(Entries taken from a collection)
^^^^^^^^
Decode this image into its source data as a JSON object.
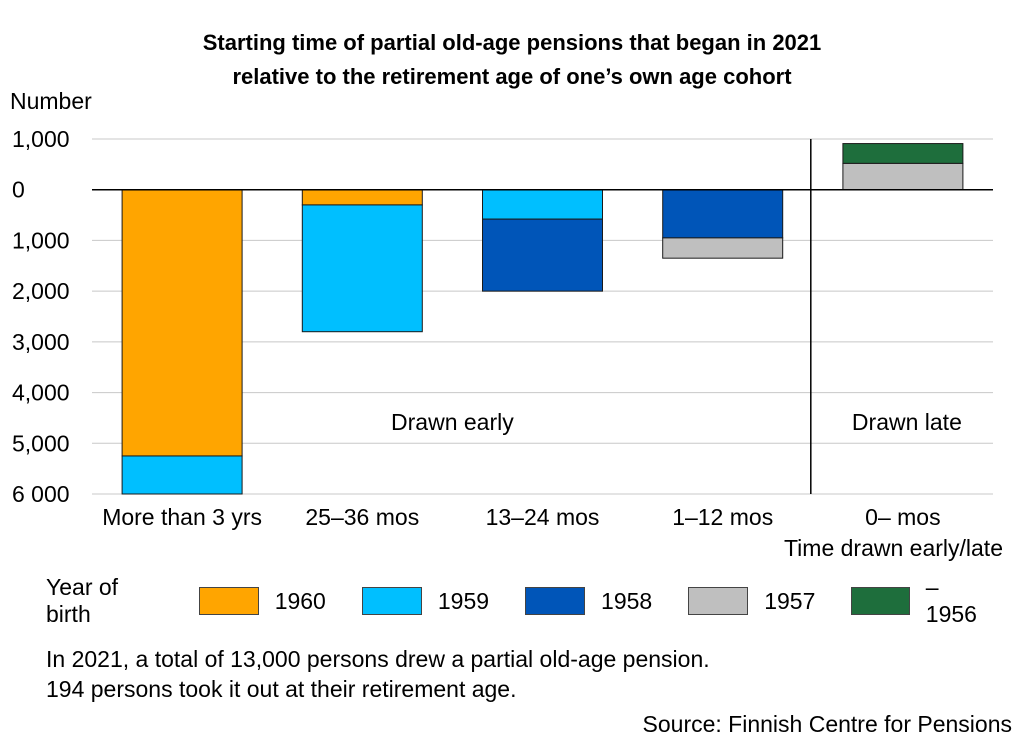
{
  "title_line1": "Starting time of partial old-age pensions that began in 2021",
  "title_line2": "relative to the retirement age of one’s own age cohort",
  "note_line1": "In 2021, a total of 13,000 persons drew a partial old-age pension.",
  "note_line2": "194 persons took it out at their retirement age.",
  "source": "Source: Finnish Centre for Pensions",
  "legend_title": "Year of birth",
  "chart_data": {
    "type": "bar",
    "stacked": true,
    "ylabel": "Number",
    "xlabel": "Time drawn early/late",
    "ylim": [
      -6000,
      1000
    ],
    "y_ticks": [
      {
        "value": 1000,
        "label": "1,000"
      },
      {
        "value": 0,
        "label": "0"
      },
      {
        "value": -1000,
        "label": "1,000"
      },
      {
        "value": -2000,
        "label": "2,000"
      },
      {
        "value": -3000,
        "label": "3,000"
      },
      {
        "value": -4000,
        "label": "4,000"
      },
      {
        "value": -5000,
        "label": "5,000"
      },
      {
        "value": -6000,
        "label": "6 000"
      }
    ],
    "grid": true,
    "categories": [
      "More than 3 yrs",
      "25–36 mos",
      "13–24 mos",
      "1–12 mos",
      "0– mos"
    ],
    "region_labels": [
      {
        "text": "Drawn early",
        "categories": [
          0,
          3
        ]
      },
      {
        "text": "Drawn late",
        "categories": [
          4,
          4
        ]
      }
    ],
    "series": [
      {
        "name": "1960",
        "color": "#FFA500",
        "values": [
          -5250,
          -300,
          0,
          0,
          0
        ]
      },
      {
        "name": "1959",
        "color": "#00BFFF",
        "values": [
          -750,
          -2500,
          -580,
          0,
          0
        ]
      },
      {
        "name": "1958",
        "color": "#0055B8",
        "values": [
          0,
          0,
          -1420,
          -950,
          0
        ]
      },
      {
        "name": "1957",
        "color": "#BFBFBF",
        "values": [
          0,
          0,
          0,
          -400,
          520
        ]
      },
      {
        "name": "–1956",
        "color": "#1E6E3C",
        "values": [
          0,
          0,
          0,
          0,
          390
        ]
      }
    ]
  }
}
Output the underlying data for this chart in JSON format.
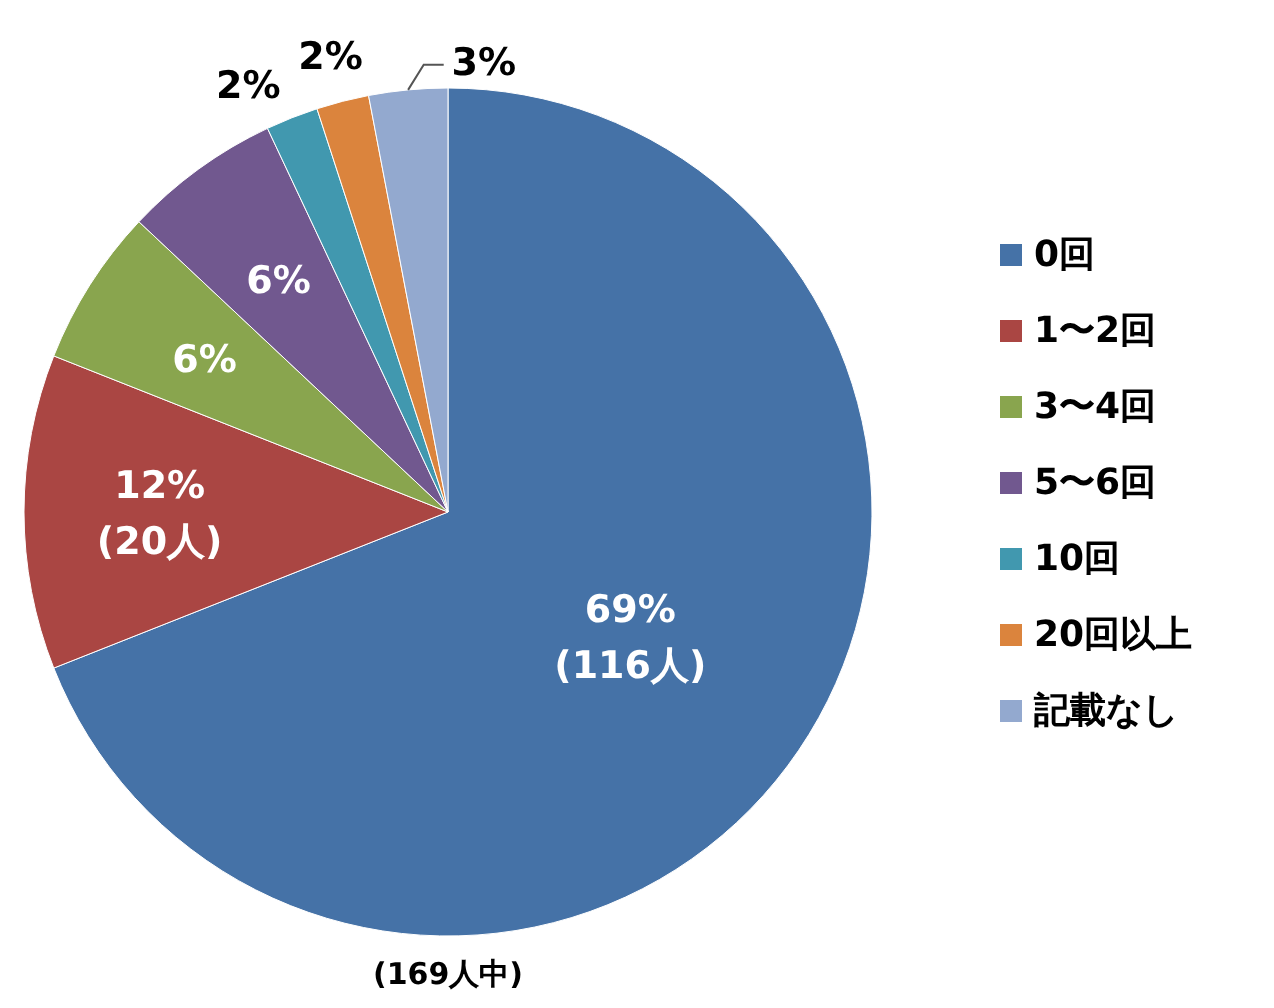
{
  "chart_data": {
    "type": "pie",
    "categories": [
      "0回",
      "1〜2回",
      "3〜4回",
      "5〜6回",
      "10回",
      "20回以上",
      "記載なし"
    ],
    "values": [
      69,
      12,
      6,
      6,
      2,
      2,
      3
    ],
    "value_labels": [
      "69%\n(116人)",
      "12%\n(20人)",
      "6%",
      "6%",
      "2%",
      "2%",
      "3%"
    ],
    "colors": [
      "#4572a7",
      "#aa4643",
      "#89a54e",
      "#71588f",
      "#4198af",
      "#db843d",
      "#93a9cf"
    ],
    "legend": "right",
    "annotations": [
      "(169人中)"
    ]
  }
}
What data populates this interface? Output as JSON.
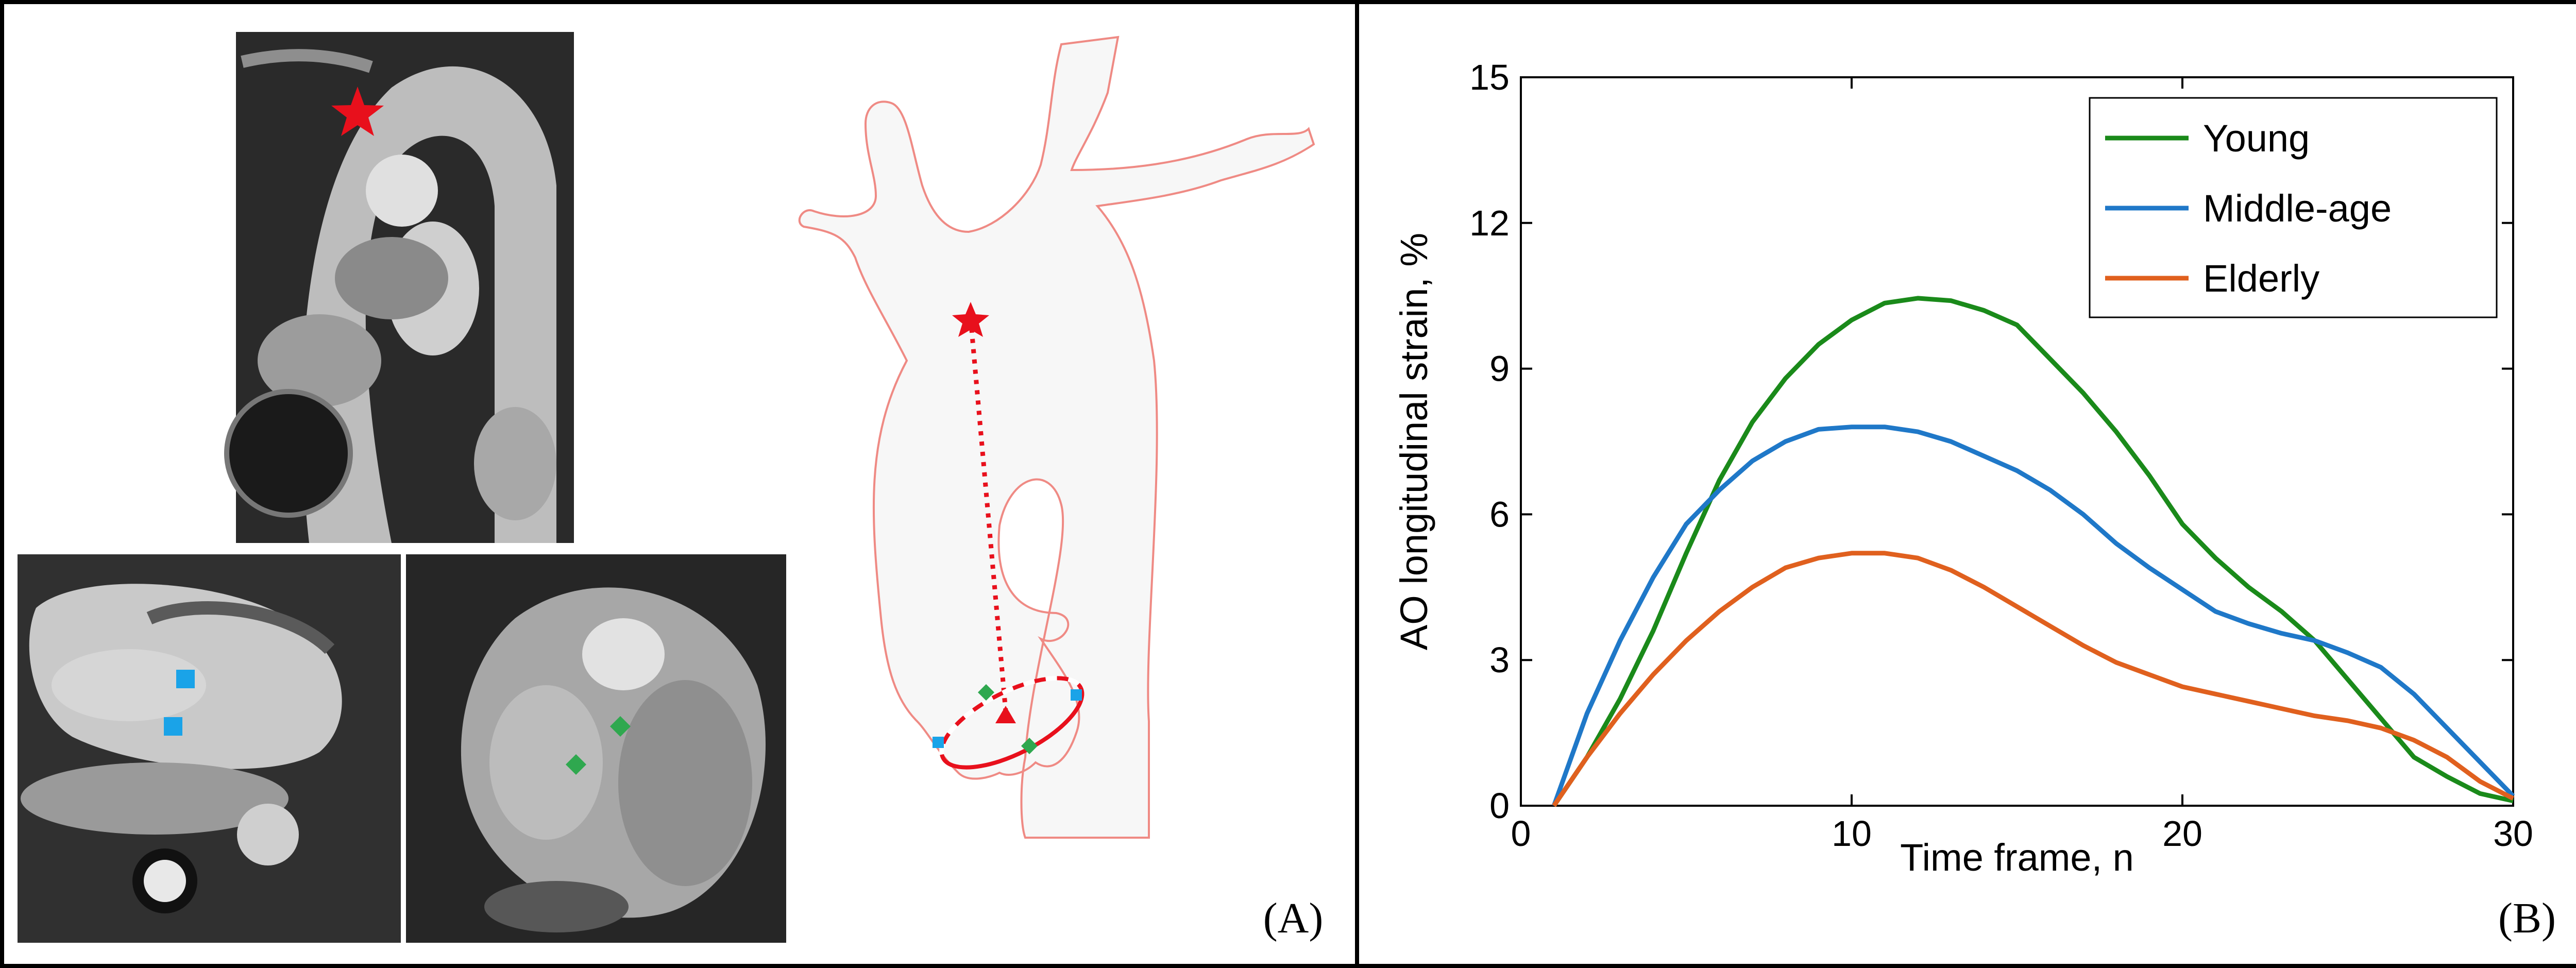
{
  "panel_a": {
    "label": "(A)"
  },
  "panel_b": {
    "label": "(B)"
  },
  "colors": {
    "young": "#1a8a1a",
    "middle": "#1f78c8",
    "elderly": "#e0601e",
    "annot_red": "#e8101c",
    "annot_green": "#2fa84f",
    "annot_blue": "#1aa3e8",
    "aorta_outline": "#ef8a84"
  },
  "chart_data": {
    "type": "line",
    "title": "",
    "xlabel": "Time frame, n",
    "ylabel": "AO longitudinal strain, %",
    "xlim": [
      0,
      30
    ],
    "ylim": [
      0,
      15
    ],
    "xticks": [
      0,
      10,
      20,
      30
    ],
    "yticks": [
      0,
      3,
      6,
      9,
      12,
      15
    ],
    "grid": false,
    "legend_position": "top-right",
    "series": [
      {
        "name": "Young",
        "color_key": "young",
        "x": [
          1,
          2,
          3,
          4,
          5,
          6,
          7,
          8,
          9,
          10,
          11,
          12,
          13,
          14,
          15,
          16,
          17,
          18,
          19,
          20,
          21,
          22,
          23,
          24,
          25,
          26,
          27,
          28,
          29,
          30
        ],
        "values": [
          0,
          1.0,
          2.2,
          3.6,
          5.2,
          6.7,
          7.9,
          8.8,
          9.5,
          10.0,
          10.35,
          10.45,
          10.4,
          10.2,
          9.9,
          9.2,
          8.5,
          7.7,
          6.8,
          5.8,
          5.1,
          4.5,
          4.0,
          3.4,
          2.6,
          1.8,
          1.0,
          0.6,
          0.25,
          0.1
        ]
      },
      {
        "name": "Middle-age",
        "color_key": "middle",
        "x": [
          1,
          2,
          3,
          4,
          5,
          6,
          7,
          8,
          9,
          10,
          11,
          12,
          13,
          14,
          15,
          16,
          17,
          18,
          19,
          20,
          21,
          22,
          23,
          24,
          25,
          26,
          27,
          28,
          29,
          30
        ],
        "values": [
          0,
          1.9,
          3.4,
          4.7,
          5.8,
          6.5,
          7.1,
          7.5,
          7.75,
          7.8,
          7.8,
          7.7,
          7.5,
          7.2,
          6.9,
          6.5,
          6.0,
          5.4,
          4.9,
          4.45,
          4.0,
          3.75,
          3.55,
          3.4,
          3.15,
          2.85,
          2.3,
          1.6,
          0.9,
          0.2
        ]
      },
      {
        "name": "Elderly",
        "color_key": "elderly",
        "x": [
          1,
          2,
          3,
          4,
          5,
          6,
          7,
          8,
          9,
          10,
          11,
          12,
          13,
          14,
          15,
          16,
          17,
          18,
          19,
          20,
          21,
          22,
          23,
          24,
          25,
          26,
          27,
          28,
          29,
          30
        ],
        "values": [
          0,
          1.0,
          1.9,
          2.7,
          3.4,
          4.0,
          4.5,
          4.9,
          5.1,
          5.2,
          5.2,
          5.1,
          4.85,
          4.5,
          4.1,
          3.7,
          3.3,
          2.95,
          2.7,
          2.45,
          2.3,
          2.15,
          2.0,
          1.85,
          1.75,
          1.6,
          1.35,
          1.0,
          0.5,
          0.15
        ]
      }
    ]
  }
}
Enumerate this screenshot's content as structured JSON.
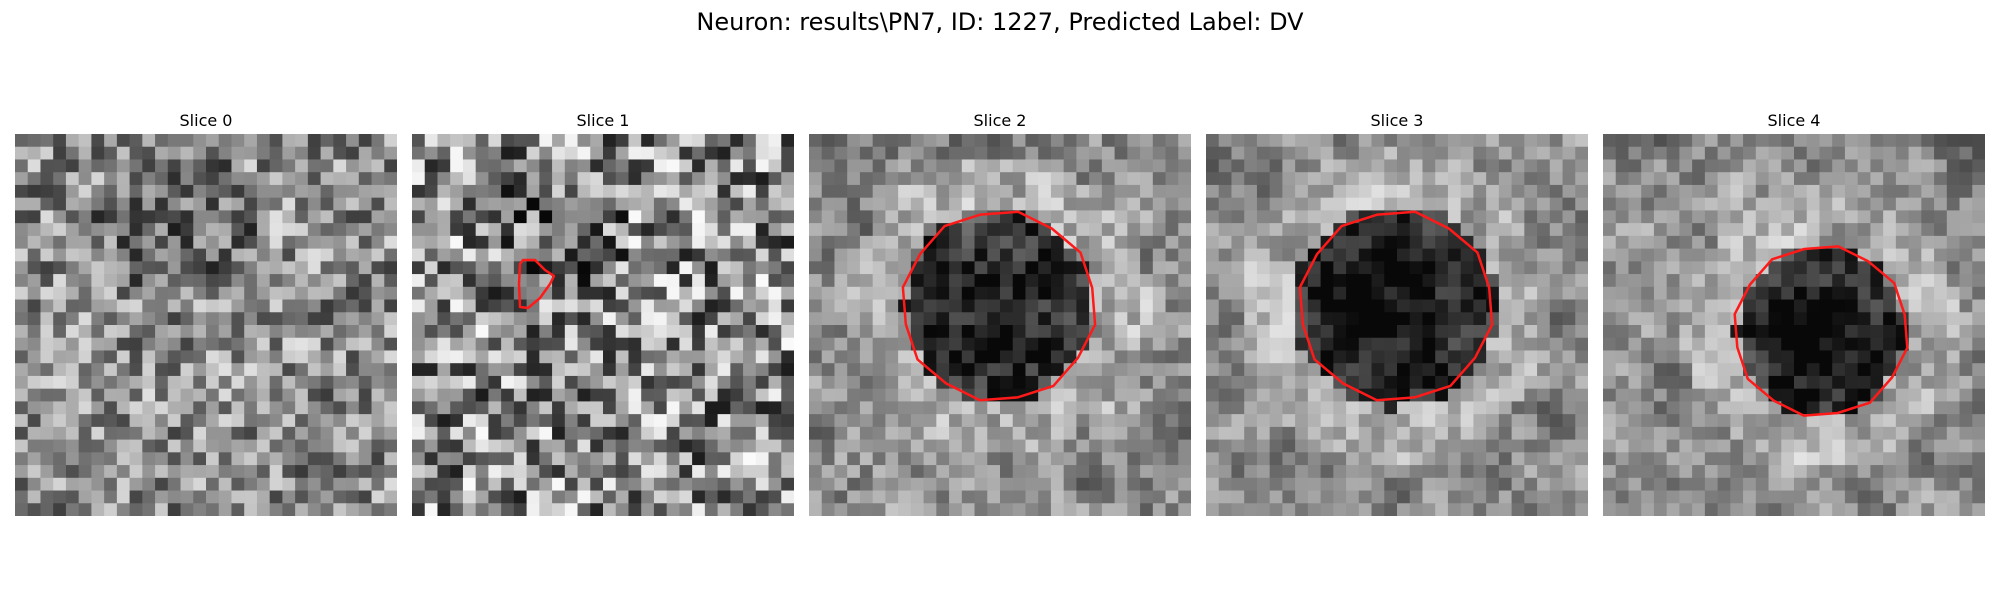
{
  "figure": {
    "title": "Neuron: results\\PN7, ID: 1227, Predicted Label: DV"
  },
  "image_grid": {
    "rows": 30,
    "cols": 30
  },
  "colors": {
    "background": "#ffffff",
    "roi_contour": "#ff1a1a",
    "colormap": "gray"
  },
  "panels": [
    {
      "title": "Slice 0",
      "seed": 11,
      "contrast": 0.34,
      "blur": 0.18,
      "roi": null
    },
    {
      "title": "Slice 1",
      "seed": 29,
      "contrast": 0.42,
      "blur": 0.05,
      "roi": "small"
    },
    {
      "title": "Slice 2",
      "seed": 53,
      "contrast": 0.3,
      "blur": 0.45,
      "roi": "large"
    },
    {
      "title": "Slice 3",
      "seed": 71,
      "contrast": 0.28,
      "blur": 0.5,
      "roi": "large"
    },
    {
      "title": "Slice 4",
      "seed": 97,
      "contrast": 0.3,
      "blur": 0.55,
      "roi": "medium"
    }
  ]
}
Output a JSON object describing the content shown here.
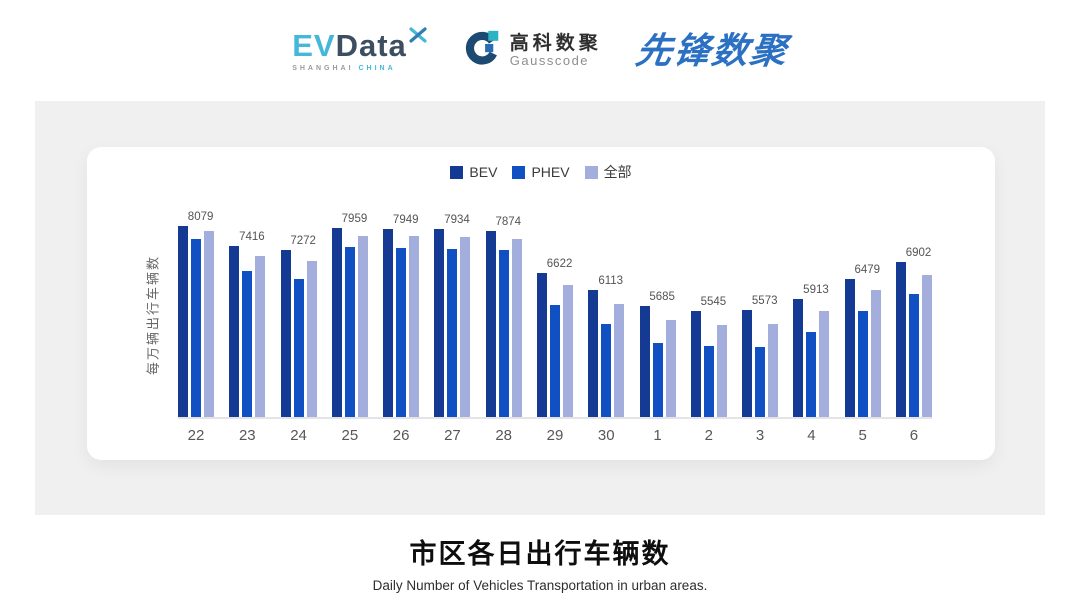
^^^^^^^^
▶ YOUR INSTRUCTIONS:
Indicate how many lines of the material include the word "ylabel"; the number alone is required.

▶ TASK OUTPUT:
2